Exercise objective =
The exercise calls for every entry that follows to be repeated exactly.

Exercise data =
━━━━━━━━
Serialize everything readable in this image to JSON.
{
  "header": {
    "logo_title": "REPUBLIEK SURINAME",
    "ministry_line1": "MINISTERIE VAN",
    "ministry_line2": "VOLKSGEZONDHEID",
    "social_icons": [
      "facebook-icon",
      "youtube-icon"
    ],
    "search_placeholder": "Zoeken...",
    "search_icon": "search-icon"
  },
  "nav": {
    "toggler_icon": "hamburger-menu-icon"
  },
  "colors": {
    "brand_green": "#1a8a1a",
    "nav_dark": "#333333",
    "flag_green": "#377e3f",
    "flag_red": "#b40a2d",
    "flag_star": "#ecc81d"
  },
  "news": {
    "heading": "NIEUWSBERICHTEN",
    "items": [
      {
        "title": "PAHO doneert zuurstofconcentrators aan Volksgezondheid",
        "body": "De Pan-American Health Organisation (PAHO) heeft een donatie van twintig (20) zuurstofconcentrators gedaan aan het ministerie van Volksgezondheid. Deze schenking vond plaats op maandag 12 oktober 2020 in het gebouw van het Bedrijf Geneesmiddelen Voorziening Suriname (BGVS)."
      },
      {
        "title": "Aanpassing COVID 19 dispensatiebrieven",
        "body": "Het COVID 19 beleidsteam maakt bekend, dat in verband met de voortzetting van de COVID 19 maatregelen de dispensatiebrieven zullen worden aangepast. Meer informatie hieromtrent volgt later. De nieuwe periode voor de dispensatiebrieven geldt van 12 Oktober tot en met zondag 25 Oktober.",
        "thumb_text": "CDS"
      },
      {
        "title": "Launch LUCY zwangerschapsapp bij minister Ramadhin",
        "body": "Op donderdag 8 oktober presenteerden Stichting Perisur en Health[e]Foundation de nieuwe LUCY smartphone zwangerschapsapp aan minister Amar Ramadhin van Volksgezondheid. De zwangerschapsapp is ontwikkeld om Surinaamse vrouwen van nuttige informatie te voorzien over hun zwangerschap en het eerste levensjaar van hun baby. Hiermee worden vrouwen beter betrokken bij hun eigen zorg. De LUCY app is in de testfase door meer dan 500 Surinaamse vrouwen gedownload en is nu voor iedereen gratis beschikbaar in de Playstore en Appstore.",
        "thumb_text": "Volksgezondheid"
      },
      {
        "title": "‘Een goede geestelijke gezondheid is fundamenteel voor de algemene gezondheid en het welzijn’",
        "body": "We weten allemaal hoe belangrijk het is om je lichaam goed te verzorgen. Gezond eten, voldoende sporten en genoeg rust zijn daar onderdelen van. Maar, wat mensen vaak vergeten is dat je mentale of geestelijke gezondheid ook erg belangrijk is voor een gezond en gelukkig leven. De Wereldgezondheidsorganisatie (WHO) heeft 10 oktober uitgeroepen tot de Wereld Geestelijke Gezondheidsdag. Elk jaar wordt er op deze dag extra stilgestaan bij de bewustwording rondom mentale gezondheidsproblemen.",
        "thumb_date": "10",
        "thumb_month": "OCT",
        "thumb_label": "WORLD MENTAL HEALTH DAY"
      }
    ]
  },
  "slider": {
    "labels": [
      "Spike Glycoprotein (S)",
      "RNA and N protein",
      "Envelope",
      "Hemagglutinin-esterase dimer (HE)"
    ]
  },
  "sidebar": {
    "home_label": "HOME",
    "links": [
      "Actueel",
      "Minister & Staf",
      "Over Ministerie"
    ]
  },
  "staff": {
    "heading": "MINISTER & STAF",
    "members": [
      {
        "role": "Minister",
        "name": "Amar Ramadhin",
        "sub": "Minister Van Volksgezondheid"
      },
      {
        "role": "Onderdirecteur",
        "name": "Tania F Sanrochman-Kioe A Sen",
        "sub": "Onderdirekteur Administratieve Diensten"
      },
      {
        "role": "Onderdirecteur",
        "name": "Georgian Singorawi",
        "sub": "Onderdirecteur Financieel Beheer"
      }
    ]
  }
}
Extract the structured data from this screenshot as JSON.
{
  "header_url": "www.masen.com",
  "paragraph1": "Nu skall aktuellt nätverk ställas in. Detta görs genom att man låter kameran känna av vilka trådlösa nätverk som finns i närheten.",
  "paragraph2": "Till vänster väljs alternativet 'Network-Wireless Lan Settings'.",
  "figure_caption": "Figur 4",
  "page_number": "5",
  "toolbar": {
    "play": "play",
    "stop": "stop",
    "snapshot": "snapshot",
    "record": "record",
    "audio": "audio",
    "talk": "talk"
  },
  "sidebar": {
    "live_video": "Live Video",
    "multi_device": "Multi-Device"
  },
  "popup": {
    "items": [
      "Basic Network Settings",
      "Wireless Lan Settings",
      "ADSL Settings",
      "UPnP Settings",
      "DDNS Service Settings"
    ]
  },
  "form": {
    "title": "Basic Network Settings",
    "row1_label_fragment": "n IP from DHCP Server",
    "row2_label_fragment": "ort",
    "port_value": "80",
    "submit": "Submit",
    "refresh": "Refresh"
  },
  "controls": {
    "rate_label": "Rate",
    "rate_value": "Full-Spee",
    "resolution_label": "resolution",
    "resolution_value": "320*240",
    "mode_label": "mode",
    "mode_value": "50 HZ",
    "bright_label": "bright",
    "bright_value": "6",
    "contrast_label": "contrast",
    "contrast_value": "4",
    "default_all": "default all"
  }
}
━━━━━━━━
Worked solution =
Serialize everything readable in this image to JSON.
{
  "header": {
    "logo_title": "REPUBLIEK SURINAME",
    "ministry_line1": "MINISTERIE VAN",
    "ministry_line2": "VOLKSGEZONDHEID",
    "social_icons": [
      "facebook-icon",
      "youtube-icon"
    ],
    "search_placeholder": "Zoeken...",
    "search_icon": "search-icon"
  },
  "nav": {
    "toggler_icon": "hamburger-menu-icon"
  },
  "colors": {
    "brand_green": "#1a8a1a",
    "nav_dark": "#333333",
    "flag_green": "#377e3f",
    "flag_red": "#b40a2d",
    "flag_star": "#ecc81d"
  },
  "news": {
    "heading": "NIEUWSBERICHTEN",
    "items": [
      {
        "title": "PAHO doneert zuurstofconcentrators aan Volksgezondheid",
        "body": "De Pan-American Health Organisation (PAHO) heeft een donatie van twintig (20) zuurstofconcentrators gedaan aan het ministerie van Volksgezondheid. Deze schenking vond plaats op maandag 12 oktober 2020 in het gebouw van het Bedrijf Geneesmiddelen Voorziening Suriname (BGVS)."
      },
      {
        "title": "Aanpassing COVID 19 dispensatiebrieven",
        "body": "Het COVID 19 beleidsteam maakt bekend, dat in verband met de voortzetting van de COVID 19 maatregelen de dispensatiebrieven zullen worden aangepast. Meer informatie hieromtrent volgt later. De nieuwe periode voor de dispensatiebrieven geldt van 12 Oktober tot en met zondag 25 Oktober.",
        "thumb_text": "CDS"
      },
      {
        "title": "Launch LUCY zwangerschapsapp bij minister Ramadhin",
        "body": "Op donderdag 8 oktober presenteerden Stichting Perisur en Health[e]Foundation de nieuwe LUCY smartphone zwangerschapsapp aan minister Amar Ramadhin van Volksgezondheid. De zwangerschapsapp is ontwikkeld om Surinaamse vrouwen van nuttige informatie te voorzien over hun zwangerschap en het eerste levensjaar van hun baby. Hiermee worden vrouwen beter betrokken bij hun eigen zorg. De LUCY app is in de testfase door meer dan 500 Surinaamse vrouwen gedownload en is nu voor iedereen gratis beschikbaar in de Playstore en Appstore.",
        "thumb_text": "Volksgezondheid"
      },
      {
        "title": "‘Een goede geestelijke gezondheid is fundamenteel voor de algemene gezondheid en het welzijn’",
        "body": "We weten allemaal hoe belangrijk het is om je lichaam goed te verzorgen. Gezond eten, voldoende sporten en genoeg rust zijn daar onderdelen van. Maar, wat mensen vaak vergeten is dat je mentale of geestelijke gezondheid ook erg belangrijk is voor een gezond en gelukkig leven. De Wereldgezondheidsorganisatie (WHO) heeft 10 oktober uitgeroepen tot de Wereld Geestelijke Gezondheidsdag. Elk jaar wordt er op deze dag extra stilgestaan bij de bewustwording rondom mentale gezondheidsproblemen.",
        "thumb_date": "10",
        "thumb_month": "OCT",
        "thumb_label": "WORLD MENTAL HEALTH DAY"
      }
    ]
  },
  "slider": {
    "labels": [
      "Spike Glycoprotein (S)",
      "RNA and N protein",
      "Envelope",
      "Hemagglutinin-esterase dimer (HE)"
    ]
  },
  "sidebar": {
    "home_label": "HOME",
    "links": [
      "Actueel",
      "Minister & Staf",
      "Over Ministerie"
    ]
  },
  "staff": {
    "heading": "MINISTER & STAF",
    "members": [
      {
        "role": "Minister",
        "name": "Amar Ramadhin",
        "sub": "Minister Van Volksgezondheid"
      },
      {
        "role": "Onderdirecteur",
        "name": "Tania F Sanrochman-Kioe A Sen",
        "sub": "Onderdirekteur Administratieve Diensten"
      },
      {
        "role": "Onderdirecteur",
        "name": "Georgian Singorawi",
        "sub": "Onderdirecteur Financieel Beheer"
      }
    ]
  }
}
Extract the structured data from this screenshot as JSON.
{
  "header_url": "www.masen.com",
  "paragraph1": "Nu skall aktuellt nätverk ställas in. Detta görs genom att man låter kameran känna av vilka trådlösa nätverk som finns i närheten.",
  "paragraph2": "Till vänster väljs alternativet 'Network-Wireless Lan Settings'.",
  "figure_caption": "Figur 4",
  "page_number": "5",
  "toolbar": {
    "play": "play",
    "stop": "stop",
    "snapshot": "snapshot",
    "record": "record",
    "audio": "audio",
    "talk": "talk"
  },
  "sidebar": {
    "live_video": "Live Video",
    "multi_device": "Multi-Device"
  },
  "popup": {
    "items": [
      "Basic Network Settings",
      "Wireless Lan Settings",
      "ADSL Settings",
      "UPnP Settings",
      "DDNS Service Settings"
    ]
  },
  "form": {
    "title": "Basic Network Settings",
    "row1_label_fragment": "n IP from DHCP Server",
    "row2_label_fragment": "ort",
    "port_value": "80",
    "submit": "Submit",
    "refresh": "Refresh"
  },
  "controls": {
    "rate_label": "Rate",
    "rate_value": "Full-Spee",
    "resolution_label": "resolution",
    "resolution_value": "320*240",
    "mode_label": "mode",
    "mode_value": "50 HZ",
    "bright_label": "bright",
    "bright_value": "6",
    "contrast_label": "contrast",
    "contrast_value": "4",
    "default_all": "default all"
  }
}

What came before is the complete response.